— Start of DATA SUPPLIED —

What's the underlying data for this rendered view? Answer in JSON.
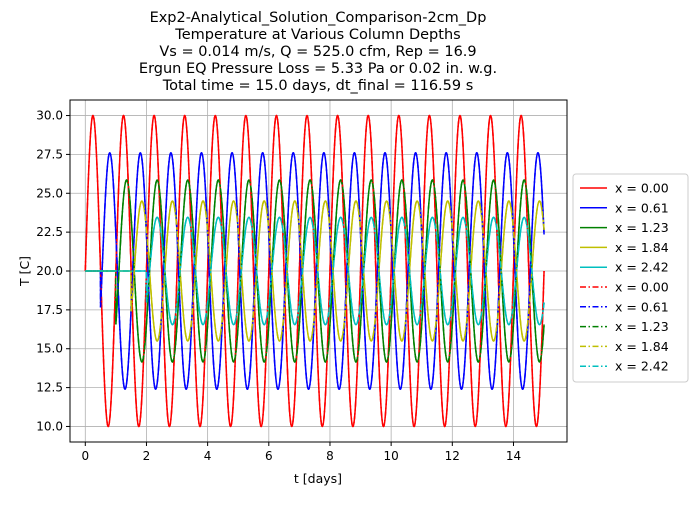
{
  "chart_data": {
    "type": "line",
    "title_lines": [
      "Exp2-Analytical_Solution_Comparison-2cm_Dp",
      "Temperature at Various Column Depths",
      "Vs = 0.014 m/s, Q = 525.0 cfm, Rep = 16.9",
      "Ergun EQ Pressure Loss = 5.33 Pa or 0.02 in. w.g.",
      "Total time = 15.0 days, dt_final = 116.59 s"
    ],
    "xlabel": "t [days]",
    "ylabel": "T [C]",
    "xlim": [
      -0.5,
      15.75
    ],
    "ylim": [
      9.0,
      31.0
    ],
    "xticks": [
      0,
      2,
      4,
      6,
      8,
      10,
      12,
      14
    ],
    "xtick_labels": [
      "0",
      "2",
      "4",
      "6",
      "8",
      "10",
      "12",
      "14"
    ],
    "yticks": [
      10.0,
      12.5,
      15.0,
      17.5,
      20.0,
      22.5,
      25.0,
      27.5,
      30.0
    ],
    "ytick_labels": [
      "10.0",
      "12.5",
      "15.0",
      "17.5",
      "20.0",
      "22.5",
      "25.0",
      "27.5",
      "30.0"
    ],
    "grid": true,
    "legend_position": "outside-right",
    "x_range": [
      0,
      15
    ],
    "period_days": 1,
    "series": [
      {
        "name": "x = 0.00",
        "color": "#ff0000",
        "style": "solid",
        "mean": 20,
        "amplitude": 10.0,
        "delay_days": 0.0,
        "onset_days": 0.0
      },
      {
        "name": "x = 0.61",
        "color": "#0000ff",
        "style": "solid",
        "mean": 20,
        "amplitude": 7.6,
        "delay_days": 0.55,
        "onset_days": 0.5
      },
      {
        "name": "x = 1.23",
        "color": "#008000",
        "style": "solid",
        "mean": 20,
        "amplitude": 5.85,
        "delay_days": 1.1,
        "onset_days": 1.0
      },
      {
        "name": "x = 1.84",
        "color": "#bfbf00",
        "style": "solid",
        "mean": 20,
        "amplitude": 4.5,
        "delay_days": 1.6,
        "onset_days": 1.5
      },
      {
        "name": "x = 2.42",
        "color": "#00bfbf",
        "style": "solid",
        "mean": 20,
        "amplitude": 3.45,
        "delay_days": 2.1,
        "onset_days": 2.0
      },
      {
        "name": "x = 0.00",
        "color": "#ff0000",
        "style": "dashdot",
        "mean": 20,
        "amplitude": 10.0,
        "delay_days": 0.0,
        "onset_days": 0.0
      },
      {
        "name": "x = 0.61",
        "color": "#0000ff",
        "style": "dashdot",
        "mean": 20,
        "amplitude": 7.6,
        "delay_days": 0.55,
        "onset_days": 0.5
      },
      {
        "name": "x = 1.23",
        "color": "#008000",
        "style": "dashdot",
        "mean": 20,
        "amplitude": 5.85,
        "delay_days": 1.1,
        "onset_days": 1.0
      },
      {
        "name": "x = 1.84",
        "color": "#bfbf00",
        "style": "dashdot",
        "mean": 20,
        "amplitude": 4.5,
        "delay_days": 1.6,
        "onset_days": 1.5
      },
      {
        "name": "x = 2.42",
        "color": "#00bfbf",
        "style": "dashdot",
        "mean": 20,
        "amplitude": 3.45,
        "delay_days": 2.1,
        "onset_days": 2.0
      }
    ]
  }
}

— End of DATA SUPPLIED —

**WHAT YOU WILL DO**
Give all the entries again exactly, dropping each picture.

**RESULT BELOW**
What's the underlying data for this rendered view? Answer in JSON.
{
  "chart_data": {
    "type": "line",
    "title_lines": [
      "Exp2-Analytical_Solution_Comparison-2cm_Dp",
      "Temperature at Various Column Depths",
      "Vs = 0.014 m/s, Q = 525.0 cfm, Rep = 16.9",
      "Ergun EQ Pressure Loss = 5.33 Pa or 0.02 in. w.g.",
      "Total time = 15.0 days, dt_final = 116.59 s"
    ],
    "xlabel": "t [days]",
    "ylabel": "T [C]",
    "xlim": [
      -0.5,
      15.75
    ],
    "ylim": [
      9.0,
      31.0
    ],
    "xticks": [
      0,
      2,
      4,
      6,
      8,
      10,
      12,
      14
    ],
    "xtick_labels": [
      "0",
      "2",
      "4",
      "6",
      "8",
      "10",
      "12",
      "14"
    ],
    "yticks": [
      10.0,
      12.5,
      15.0,
      17.5,
      20.0,
      22.5,
      25.0,
      27.5,
      30.0
    ],
    "ytick_labels": [
      "10.0",
      "12.5",
      "15.0",
      "17.5",
      "20.0",
      "22.5",
      "25.0",
      "27.5",
      "30.0"
    ],
    "grid": true,
    "legend_position": "outside-right",
    "x_range": [
      0,
      15
    ],
    "period_days": 1,
    "series": [
      {
        "name": "x = 0.00",
        "color": "#ff0000",
        "style": "solid",
        "mean": 20,
        "amplitude": 10.0,
        "delay_days": 0.0,
        "onset_days": 0.0
      },
      {
        "name": "x = 0.61",
        "color": "#0000ff",
        "style": "solid",
        "mean": 20,
        "amplitude": 7.6,
        "delay_days": 0.55,
        "onset_days": 0.5
      },
      {
        "name": "x = 1.23",
        "color": "#008000",
        "style": "solid",
        "mean": 20,
        "amplitude": 5.85,
        "delay_days": 1.1,
        "onset_days": 1.0
      },
      {
        "name": "x = 1.84",
        "color": "#bfbf00",
        "style": "solid",
        "mean": 20,
        "amplitude": 4.5,
        "delay_days": 1.6,
        "onset_days": 1.5
      },
      {
        "name": "x = 2.42",
        "color": "#00bfbf",
        "style": "solid",
        "mean": 20,
        "amplitude": 3.45,
        "delay_days": 2.1,
        "onset_days": 2.0
      },
      {
        "name": "x = 0.00",
        "color": "#ff0000",
        "style": "dashdot",
        "mean": 20,
        "amplitude": 10.0,
        "delay_days": 0.0,
        "onset_days": 0.0
      },
      {
        "name": "x = 0.61",
        "color": "#0000ff",
        "style": "dashdot",
        "mean": 20,
        "amplitude": 7.6,
        "delay_days": 0.55,
        "onset_days": 0.5
      },
      {
        "name": "x = 1.23",
        "color": "#008000",
        "style": "dashdot",
        "mean": 20,
        "amplitude": 5.85,
        "delay_days": 1.1,
        "onset_days": 1.0
      },
      {
        "name": "x = 1.84",
        "color": "#bfbf00",
        "style": "dashdot",
        "mean": 20,
        "amplitude": 4.5,
        "delay_days": 1.6,
        "onset_days": 1.5
      },
      {
        "name": "x = 2.42",
        "color": "#00bfbf",
        "style": "dashdot",
        "mean": 20,
        "amplitude": 3.45,
        "delay_days": 2.1,
        "onset_days": 2.0
      }
    ]
  }
}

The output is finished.